#### Stated problem:
Copy every line, leaving nothing out and adding nothing.

#### Dataset rows:
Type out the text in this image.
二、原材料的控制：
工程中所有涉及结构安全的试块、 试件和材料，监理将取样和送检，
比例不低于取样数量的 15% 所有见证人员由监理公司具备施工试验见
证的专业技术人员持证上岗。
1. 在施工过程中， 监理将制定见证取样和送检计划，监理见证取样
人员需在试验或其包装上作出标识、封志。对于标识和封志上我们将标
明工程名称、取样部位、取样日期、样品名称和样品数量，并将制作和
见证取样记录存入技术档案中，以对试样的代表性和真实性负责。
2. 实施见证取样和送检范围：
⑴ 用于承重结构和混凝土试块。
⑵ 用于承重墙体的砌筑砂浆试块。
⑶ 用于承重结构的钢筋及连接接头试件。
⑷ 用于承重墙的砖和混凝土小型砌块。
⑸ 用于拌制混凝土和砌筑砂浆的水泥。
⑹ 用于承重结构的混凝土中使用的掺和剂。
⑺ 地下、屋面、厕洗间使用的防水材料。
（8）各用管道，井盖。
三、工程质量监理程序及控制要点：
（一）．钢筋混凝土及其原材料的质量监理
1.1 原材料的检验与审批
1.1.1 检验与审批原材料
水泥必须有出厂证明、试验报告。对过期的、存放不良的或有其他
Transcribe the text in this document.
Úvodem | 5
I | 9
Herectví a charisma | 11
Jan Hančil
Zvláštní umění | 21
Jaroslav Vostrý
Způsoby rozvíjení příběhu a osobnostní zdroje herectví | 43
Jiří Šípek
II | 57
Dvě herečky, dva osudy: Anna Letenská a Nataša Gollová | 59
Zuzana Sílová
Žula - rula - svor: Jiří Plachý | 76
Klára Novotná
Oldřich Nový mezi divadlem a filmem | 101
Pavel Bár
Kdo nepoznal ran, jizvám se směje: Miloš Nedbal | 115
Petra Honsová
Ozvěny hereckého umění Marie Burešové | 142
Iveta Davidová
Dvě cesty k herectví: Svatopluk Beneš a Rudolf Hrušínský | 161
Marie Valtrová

#### Solution for this problem:
Type out the text in this image.
二、原材料的控制：
工程中所有涉及结构安全的试块、 试件和材料，监理将取样和送检，
比例不低于取样数量的 15% 所有见证人员由监理公司具备施工试验见
证的专业技术人员持证上岗。
1. 在施工过程中， 监理将制定见证取样和送检计划，监理见证取样
人员需在试验或其包装上作出标识、封志。对于标识和封志上我们将标
明工程名称、取样部位、取样日期、样品名称和样品数量，并将制作和
见证取样记录存入技术档案中，以对试样的代表性和真实性负责。
2. 实施见证取样和送检范围：
⑴ 用于承重结构和混凝土试块。
⑵ 用于承重墙体的砌筑砂浆试块。
⑶ 用于承重结构的钢筋及连接接头试件。
⑷ 用于承重墙的砖和混凝土小型砌块。
⑸ 用于拌制混凝土和砌筑砂浆的水泥。
⑹ 用于承重结构的混凝土中使用的掺和剂。
⑺ 地下、屋面、厕洗间使用的防水材料。
（8）各用管道，井盖。
三、工程质量监理程序及控制要点：
（一）．钢筋混凝土及其原材料的质量监理
1.1 原材料的检验与审批
1.1.1 检验与审批原材料
水泥必须有出厂证明、试验报告。对过期的、存放不良的或有其他
Transcribe the text in this document.
Úvodem | 5
I | 9
Herectví a charisma | 11
Jan Hančil
Zvláštní umění | 21
Jaroslav Vostrý
Způsoby rozvíjení příběhu a osobnostní zdroje herectví | 43
Jiří Šípek
II | 57
Dvě herečky, dva osudy: Anna Letenská a Nataša Gollová | 59
Zuzana Sílová
Žula - rula - svor: Jiří Plachý | 76
Klára Novotná
Oldřich Nový mezi divadlem a filmem | 101
Pavel Bár
Kdo nepoznal ran, jizvám se směje: Miloš Nedbal | 115
Petra Honsová
Ozvěny hereckého umění Marie Burešové | 142
Iveta Davidová
Dvě cesty k herectví: Svatopluk Beneš a Rudolf Hrušínský | 161
Marie Valtrová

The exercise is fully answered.